**PASSAGE PROVIDED**
☆ ☆ ☆ ☆ ☆

CMS plans to distribute $20 million in grants to state-based marketplaces that will finance technology upgrades to improve performance and the consumer experience.
The grants, part of the American Rescue Plan Act, are meant to assist SBMs in complying with federal marketplace requirements and in providing quicker insurance enrollment and eligibility determinations.
For states with currently approved SBMs, these grants will act as a form of federal maintenance funding, said Adam Block, a New York-based health economist and former CMS regulator.
Typically, states have to pay for pricey SBM infrastructure improvements or use money collected as user fees from health insurers selling policies on the marketplaces, he said. States will welcome the federal help, he said.
CMS will award up to 21 grants to SBMs that meet application requirements, including those that use the federal HealthCare.gov platform for consumer eligibility determinations and enrollment, rather than a state-run website.
Fifteen states have fully state-based health insurance exchanges, including Nevada, New Jersey and Pennsylvania, the most recent to leave the federal system and establish their own marketplaces. An additional six states run most of their exchange operations but use HealthCare.gov instead of their own enrollment platforms. Residents and insurance carriers in the remaining states rely on federal infrastructure and HealthCare.gov.
SBMs enrolled 3.8 million customers during the most recent open enrollment period, compared to 8.3 million in states that use the federal marketplace, CMS data show.
Applications for the new grants are due July 20 and CMS will issue grants in early September, according to the agency. The grants' will span from the date of the award through Sept. 9, 2022.
SBMs can also put the funding toward consumer notifications and education, stakeholder training, state and federal reporting, a call center, staff training, or other program policies or procedures to implement federal requirements, a CMS spokesperson said.
While SBMs are in a strong position with President Joe Biden's administration in terms of insurer participation and outreach, there is still room for operational improvement, said Joel Ario, a managing director at Manatt Health in Albany, New York. Ario is a former federal exchange regulator and also served as insurance commissioner in Pennsylvania and Oregon.
"The new funding stream, roughly a million dollars per state, is very welcome money," he said. "In a world in which technology is still changing at lightning speed, all exchanges can use more resources to continue to update their technologies."
The funding ideally will improve the market environment for marketplaces and encourage more states to establish their own marketplaces, Ario said.
"States that take ownership over their own marketplaces can do a better job … with targeting outreach and enrollment, and also with adopting policy reforms that bolster and improve the marketplaces," Ario said. "From a public policy perspective, both of those are easier to do with a state-based marketplace than under the federal marketplace."

☆ ☆ ☆ ☆ ☆

**SUPPLIED ENTRIES**
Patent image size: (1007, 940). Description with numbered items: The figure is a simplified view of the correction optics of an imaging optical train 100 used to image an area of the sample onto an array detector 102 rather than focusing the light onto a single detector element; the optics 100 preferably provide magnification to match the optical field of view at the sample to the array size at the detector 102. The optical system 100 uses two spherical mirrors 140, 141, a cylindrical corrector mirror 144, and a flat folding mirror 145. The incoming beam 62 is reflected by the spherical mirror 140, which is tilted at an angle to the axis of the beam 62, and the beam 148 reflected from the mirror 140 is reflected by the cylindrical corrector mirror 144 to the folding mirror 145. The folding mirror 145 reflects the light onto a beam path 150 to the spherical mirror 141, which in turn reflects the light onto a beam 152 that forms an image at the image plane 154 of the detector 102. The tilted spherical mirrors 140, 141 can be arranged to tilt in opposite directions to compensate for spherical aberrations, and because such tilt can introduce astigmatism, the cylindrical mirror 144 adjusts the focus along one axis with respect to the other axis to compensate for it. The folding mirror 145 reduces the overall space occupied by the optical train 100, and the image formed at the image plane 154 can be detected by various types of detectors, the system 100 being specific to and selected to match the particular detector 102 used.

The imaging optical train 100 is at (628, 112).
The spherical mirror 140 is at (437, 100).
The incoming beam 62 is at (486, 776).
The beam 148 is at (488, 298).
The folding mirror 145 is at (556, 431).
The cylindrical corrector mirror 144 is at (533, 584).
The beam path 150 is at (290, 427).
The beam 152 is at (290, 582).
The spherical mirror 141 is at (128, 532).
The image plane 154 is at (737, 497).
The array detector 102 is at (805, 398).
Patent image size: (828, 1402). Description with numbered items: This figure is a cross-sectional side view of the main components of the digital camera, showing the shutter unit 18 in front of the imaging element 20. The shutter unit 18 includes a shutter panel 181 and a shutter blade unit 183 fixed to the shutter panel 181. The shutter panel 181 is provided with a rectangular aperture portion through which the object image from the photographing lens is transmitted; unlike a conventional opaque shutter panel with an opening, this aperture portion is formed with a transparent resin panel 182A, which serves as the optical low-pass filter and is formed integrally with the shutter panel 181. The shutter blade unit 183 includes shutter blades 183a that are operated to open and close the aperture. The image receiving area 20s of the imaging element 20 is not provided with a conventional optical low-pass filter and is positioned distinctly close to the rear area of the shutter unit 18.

☆ ☆ ☆ ☆ ☆

**PROBLEM A**
Which U.S. states are named anywhere in the grants article?
**PROBLEM B**
Could you reproduce the part of the grants article between "While SBMs are" and "marketplaces, Ario said.", inclusive?

**EXERCISE ANSWER A**
Nevada, New Jersey, Pennsylvania, New York, Oregon

**EXERCISE ANSWER B**
While SBMs are in a strong position with President Joe Biden's administration in terms of insurer participation and outreach, there is still room for operational improvement, said Joel Ario, a managing director at Manatt Health in Albany, New York. Ario is a former federal exchange regulator and also served as insurance commissioner in Pennsylvania and Oregon.
"The new funding stream, roughly a million dollars per state, is very welcome money," he said. "In a world in which technology is still changing at lightning speed, all exchanges can use more resources to continue to update their technologies."
The funding ideally will improve the market environment for marketplaces and encourage more states to establish their own marketplaces, Ario said.